TRAVAIL DEMANDÉ 1:
Recopiez à l'identique le passage de la chronique sur l'Iliade qui va de « Alessandro Baricco a » jusqu'à « de 200 pages. » inclus.
TRAVAIL DEMANDÉ 2:
D'après la chronique sur l'Iliade, combien d'heures aurait exigé la lecture publique intégrale envisagée par Alessandro Baricco ?
TRAVAIL DEMANDÉ 3:
Poursuivez la rédaction de la chronique sur l'Iliade à partir de sa dernière phrase.

EXTRAIT FOURNI:
+--
Homère, Iliade

Posté le 16.02.2008

De retour de vacances, je reprends le blog, mais il y a toujours pas mal de retard dans ces chroniques...

Alessandro Baricco a voulu faire une lecture publique de l'Iliade, de Homère. Il s'est alors rendu compte qu'il lui faudrait environ 50 heures pour ce faire et qu'il risquait donc d'ennuyer quelque peu son public. Il entreprit alors de compacter le récit, en enlevant notamment toutes les interventions divines, apparemment nombreuses et n'amenant pas grand-chose au récit, en plus d'être particulièrement en décalage avec notre culture. Il apporta encore d'autres modifications, tout en essayant de rester le plus fidèle possible à l'esprit de l'Iliade et arriva enfin à un livre d'un peu plus de 200 pages.
+--
DONNÉES FOURNIES:
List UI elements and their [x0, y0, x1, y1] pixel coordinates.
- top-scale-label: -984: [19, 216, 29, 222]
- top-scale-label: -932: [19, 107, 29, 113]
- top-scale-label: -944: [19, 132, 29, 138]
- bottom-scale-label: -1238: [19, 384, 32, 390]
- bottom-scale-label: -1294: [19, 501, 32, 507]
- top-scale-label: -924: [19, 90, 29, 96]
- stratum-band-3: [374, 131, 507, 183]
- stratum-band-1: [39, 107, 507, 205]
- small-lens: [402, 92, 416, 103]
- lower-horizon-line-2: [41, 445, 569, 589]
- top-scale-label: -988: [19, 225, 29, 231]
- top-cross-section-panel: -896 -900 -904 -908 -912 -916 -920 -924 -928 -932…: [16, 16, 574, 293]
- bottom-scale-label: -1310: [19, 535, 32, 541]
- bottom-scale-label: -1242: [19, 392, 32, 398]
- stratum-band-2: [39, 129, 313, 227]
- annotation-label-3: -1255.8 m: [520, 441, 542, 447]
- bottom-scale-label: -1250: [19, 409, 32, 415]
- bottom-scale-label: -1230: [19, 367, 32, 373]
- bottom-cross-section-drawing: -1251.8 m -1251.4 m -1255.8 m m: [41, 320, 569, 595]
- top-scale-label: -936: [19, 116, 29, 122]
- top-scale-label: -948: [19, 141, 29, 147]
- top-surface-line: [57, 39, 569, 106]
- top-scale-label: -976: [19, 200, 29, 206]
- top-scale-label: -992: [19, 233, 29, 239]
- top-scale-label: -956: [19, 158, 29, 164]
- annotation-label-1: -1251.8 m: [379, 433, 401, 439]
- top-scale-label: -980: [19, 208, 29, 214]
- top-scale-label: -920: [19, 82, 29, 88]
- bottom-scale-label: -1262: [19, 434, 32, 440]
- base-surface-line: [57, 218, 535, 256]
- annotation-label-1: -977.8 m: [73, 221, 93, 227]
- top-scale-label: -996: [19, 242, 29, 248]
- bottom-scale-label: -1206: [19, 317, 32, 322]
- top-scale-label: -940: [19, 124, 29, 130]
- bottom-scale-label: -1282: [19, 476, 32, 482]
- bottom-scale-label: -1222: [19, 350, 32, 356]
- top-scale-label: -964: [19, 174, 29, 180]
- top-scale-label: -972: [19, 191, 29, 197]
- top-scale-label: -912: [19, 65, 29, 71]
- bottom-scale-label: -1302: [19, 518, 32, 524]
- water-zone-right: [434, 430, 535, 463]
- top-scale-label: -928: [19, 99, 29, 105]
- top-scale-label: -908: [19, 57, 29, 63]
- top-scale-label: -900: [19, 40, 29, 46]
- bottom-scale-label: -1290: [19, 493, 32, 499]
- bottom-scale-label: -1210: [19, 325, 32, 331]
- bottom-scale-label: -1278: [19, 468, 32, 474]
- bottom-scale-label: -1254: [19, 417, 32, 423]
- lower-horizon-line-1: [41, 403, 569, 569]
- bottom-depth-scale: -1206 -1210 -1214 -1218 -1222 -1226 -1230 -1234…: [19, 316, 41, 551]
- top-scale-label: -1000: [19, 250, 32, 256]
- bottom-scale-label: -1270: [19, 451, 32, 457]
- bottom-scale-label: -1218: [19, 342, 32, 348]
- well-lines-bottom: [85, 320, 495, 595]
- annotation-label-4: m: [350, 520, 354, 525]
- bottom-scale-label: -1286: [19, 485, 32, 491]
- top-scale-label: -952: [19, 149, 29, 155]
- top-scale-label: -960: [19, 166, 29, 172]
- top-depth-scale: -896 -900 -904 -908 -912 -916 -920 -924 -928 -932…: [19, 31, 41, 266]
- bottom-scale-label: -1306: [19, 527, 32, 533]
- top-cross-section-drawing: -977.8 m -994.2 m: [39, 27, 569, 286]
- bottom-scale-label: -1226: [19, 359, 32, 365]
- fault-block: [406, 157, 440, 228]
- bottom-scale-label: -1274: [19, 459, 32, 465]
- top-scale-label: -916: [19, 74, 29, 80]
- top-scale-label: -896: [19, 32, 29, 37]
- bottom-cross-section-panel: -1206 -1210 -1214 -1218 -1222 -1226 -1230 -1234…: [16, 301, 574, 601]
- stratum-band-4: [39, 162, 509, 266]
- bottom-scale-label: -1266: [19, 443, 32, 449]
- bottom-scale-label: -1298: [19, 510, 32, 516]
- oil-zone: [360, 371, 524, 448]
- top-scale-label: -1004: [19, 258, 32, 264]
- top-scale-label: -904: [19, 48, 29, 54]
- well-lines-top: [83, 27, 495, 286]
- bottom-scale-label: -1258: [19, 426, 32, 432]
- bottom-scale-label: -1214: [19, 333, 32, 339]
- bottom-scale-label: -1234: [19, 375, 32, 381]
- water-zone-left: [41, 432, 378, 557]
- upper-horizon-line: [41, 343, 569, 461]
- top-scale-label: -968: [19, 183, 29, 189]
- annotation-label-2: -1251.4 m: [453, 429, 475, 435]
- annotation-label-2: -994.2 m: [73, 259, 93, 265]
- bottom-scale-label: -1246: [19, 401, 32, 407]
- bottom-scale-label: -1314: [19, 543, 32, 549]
+--
RÉPONSE RÉDIGÉE 1:
Alessandro Baricco a voulu faire une lecture publique de l'Iliade, de Homère. Il s'est alors rendu compte qu'il lui faudrait environ 50 heures pour ce faire et qu'il risquait donc d'ennuyer quelque peu son public. Il entreprit alors de compacter le récit, en enlevant notamment toutes les interventions divines, apparemment nombreuses et n'amenant pas grand-chose au récit, en plus d'être particulièrement en décalage avec notre culture. Il apporta encore d'autres modifications, tout en essayant de rester le plus fidèle possible à l'esprit de l'Iliade et arriva enfin à un livre d'un peu plus de 200 pages.

RÉPONSE RÉDIGÉE 2:
Environ 50 heures.

RÉPONSE RÉDIGÉE 3:
L'Iliade est avant tout une histoire de guerre. Elle raconte l'épopée de la guerre troyenne, qui dura dix ans, depuis le rapt d'Hélène jusqu'à la chute d'Ilion. On y croise une quantité de héros aux noms connus, comme Achille, Ajax, Agamemnon, Hector ou encore Ulysse, qui fait déjà des siennes. Le livre fourmille de scène de combat où l'on s'étripe à qui mieux mieux. Malgré les modernisations apportées par Baricco, le style reste ancien. Les étripages sont très personnels: machin défonce truc, chose éclate le crâne de bidule. Au milieu de cette boucherie, s'élèvent les lamentations des femmes, qui perdent enfants, maris et pères dans cette guerre, mais aussi les complaintes des guerriers, qui perdent eux aussi frères, amis et fils, et rêvent d'une paix impossible. Le point d'orgue est évidemment la scène du cheval, ruse imaginée par Ulysse.

Dans l'ensemble, j'ai trouvé le livre plutôt ennuyeux. Il n'y a pas de doute, j'ai de la peine à me faire au style des récits anciens. Ce n'est pas ma première lecture de ce genre et à chaque fois je m'ennuie à cause d'un style lent et lourd. En plus, les scènes de massacre sont aussi fréquentes que répétitives.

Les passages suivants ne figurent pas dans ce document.